### Given instruction
Copy out every line of the data exactly.

### Material for this exercise

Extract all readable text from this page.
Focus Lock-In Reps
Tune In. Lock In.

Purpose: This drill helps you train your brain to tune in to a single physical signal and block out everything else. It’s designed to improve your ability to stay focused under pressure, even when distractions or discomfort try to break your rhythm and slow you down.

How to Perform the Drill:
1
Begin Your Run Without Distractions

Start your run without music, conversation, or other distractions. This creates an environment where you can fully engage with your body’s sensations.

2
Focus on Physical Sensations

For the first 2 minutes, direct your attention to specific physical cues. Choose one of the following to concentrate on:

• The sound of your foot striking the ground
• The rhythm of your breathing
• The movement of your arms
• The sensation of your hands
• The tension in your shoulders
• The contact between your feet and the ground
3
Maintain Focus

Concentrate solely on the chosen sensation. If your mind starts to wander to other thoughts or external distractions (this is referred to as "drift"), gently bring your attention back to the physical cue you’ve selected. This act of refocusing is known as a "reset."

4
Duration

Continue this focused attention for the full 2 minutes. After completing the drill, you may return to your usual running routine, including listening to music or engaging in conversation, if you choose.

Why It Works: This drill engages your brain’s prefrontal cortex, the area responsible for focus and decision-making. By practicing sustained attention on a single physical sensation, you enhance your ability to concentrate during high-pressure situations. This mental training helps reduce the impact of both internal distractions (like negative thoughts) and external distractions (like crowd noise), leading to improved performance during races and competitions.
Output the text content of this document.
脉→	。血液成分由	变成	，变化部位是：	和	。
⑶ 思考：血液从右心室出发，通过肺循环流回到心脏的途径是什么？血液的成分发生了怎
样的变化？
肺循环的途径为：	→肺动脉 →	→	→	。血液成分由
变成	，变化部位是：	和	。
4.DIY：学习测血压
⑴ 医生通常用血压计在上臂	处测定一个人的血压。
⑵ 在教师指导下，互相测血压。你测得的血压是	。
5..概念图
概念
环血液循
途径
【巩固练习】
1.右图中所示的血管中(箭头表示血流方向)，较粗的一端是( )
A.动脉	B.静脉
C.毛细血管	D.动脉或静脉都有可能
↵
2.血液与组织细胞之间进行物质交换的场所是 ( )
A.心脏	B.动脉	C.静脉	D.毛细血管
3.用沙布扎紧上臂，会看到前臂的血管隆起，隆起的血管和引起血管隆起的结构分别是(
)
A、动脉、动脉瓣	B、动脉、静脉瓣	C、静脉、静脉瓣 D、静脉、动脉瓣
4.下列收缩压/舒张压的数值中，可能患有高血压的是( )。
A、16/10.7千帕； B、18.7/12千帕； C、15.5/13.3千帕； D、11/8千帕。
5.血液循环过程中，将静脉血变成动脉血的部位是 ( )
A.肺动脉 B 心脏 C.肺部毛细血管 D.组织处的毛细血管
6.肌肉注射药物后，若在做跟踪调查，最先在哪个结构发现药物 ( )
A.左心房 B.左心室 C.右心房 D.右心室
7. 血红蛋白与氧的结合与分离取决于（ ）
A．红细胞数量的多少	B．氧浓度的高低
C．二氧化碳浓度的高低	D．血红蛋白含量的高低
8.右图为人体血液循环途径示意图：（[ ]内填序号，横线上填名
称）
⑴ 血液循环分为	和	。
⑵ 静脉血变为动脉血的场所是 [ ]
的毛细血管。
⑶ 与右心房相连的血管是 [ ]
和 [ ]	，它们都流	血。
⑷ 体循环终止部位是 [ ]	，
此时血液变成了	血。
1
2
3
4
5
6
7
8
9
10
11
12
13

### Task response
Extract all readable text from this page.
Focus Lock-In Reps
Tune In. Lock In.

Purpose: This drill helps you train your brain to tune in to a single physical signal and block out everything else. It’s designed to improve your ability to stay focused under pressure, even when distractions or discomfort try to break your rhythm and slow you down.

How to Perform the Drill:
1
Begin Your Run Without Distractions

Start your run without music, conversation, or other distractions. This creates an environment where you can fully engage with your body’s sensations.

2
Focus on Physical Sensations

For the first 2 minutes, direct your attention to specific physical cues. Choose one of the following to concentrate on:

• The sound of your foot striking the ground
• The rhythm of your breathing
• The movement of your arms
• The sensation of your hands
• The tension in your shoulders
• The contact between your feet and the ground
3
Maintain Focus

Concentrate solely on the chosen sensation. If your mind starts to wander to other thoughts or external distractions (this is referred to as "drift"), gently bring your attention back to the physical cue you’ve selected. This act of refocusing is known as a "reset."

4
Duration

Continue this focused attention for the full 2 minutes. After completing the drill, you may return to your usual running routine, including listening to music or engaging in conversation, if you choose.

Why It Works: This drill engages your brain’s prefrontal cortex, the area responsible for focus and decision-making. By practicing sustained attention on a single physical sensation, you enhance your ability to concentrate during high-pressure situations. This mental training helps reduce the impact of both internal distractions (like negative thoughts) and external distractions (like crowd noise), leading to improved performance during races and competitions.
Output the text content of this document.
脉→	。血液成分由	变成	，变化部位是：	和	。
⑶ 思考：血液从右心室出发，通过肺循环流回到心脏的途径是什么？血液的成分发生了怎
样的变化？
肺循环的途径为：	→肺动脉 →	→	→	。血液成分由
变成	，变化部位是：	和	。
4.DIY：学习测血压
⑴ 医生通常用血压计在上臂	处测定一个人的血压。
⑵ 在教师指导下，互相测血压。你测得的血压是	。
5..概念图
概念
环血液循
途径
【巩固练习】
1.右图中所示的血管中(箭头表示血流方向)，较粗的一端是( )
A.动脉	B.静脉
C.毛细血管	D.动脉或静脉都有可能
↵
2.血液与组织细胞之间进行物质交换的场所是 ( )
A.心脏	B.动脉	C.静脉	D.毛细血管
3.用沙布扎紧上臂，会看到前臂的血管隆起，隆起的血管和引起血管隆起的结构分别是(
)
A、动脉、动脉瓣	B、动脉、静脉瓣	C、静脉、静脉瓣 D、静脉、动脉瓣
4.下列收缩压/舒张压的数值中，可能患有高血压的是( )。
A、16/10.7千帕； B、18.7/12千帕； C、15.5/13.3千帕； D、11/8千帕。
5.血液循环过程中，将静脉血变成动脉血的部位是 ( )
A.肺动脉 B 心脏 C.肺部毛细血管 D.组织处的毛细血管
6.肌肉注射药物后，若在做跟踪调查，最先在哪个结构发现药物 ( )
A.左心房 B.左心室 C.右心房 D.右心室
7. 血红蛋白与氧的结合与分离取决于（ ）
A．红细胞数量的多少	B．氧浓度的高低
C．二氧化碳浓度的高低	D．血红蛋白含量的高低
8.右图为人体血液循环途径示意图：（[ ]内填序号，横线上填名
称）
⑴ 血液循环分为	和	。
⑵ 静脉血变为动脉血的场所是 [ ]
的毛细血管。
⑶ 与右心房相连的血管是 [ ]
和 [ ]	，它们都流	血。
⑷ 体循环终止部位是 [ ]	，
此时血液变成了	血。
1
2
3
4
5
6
7
8
9
10
11
12
13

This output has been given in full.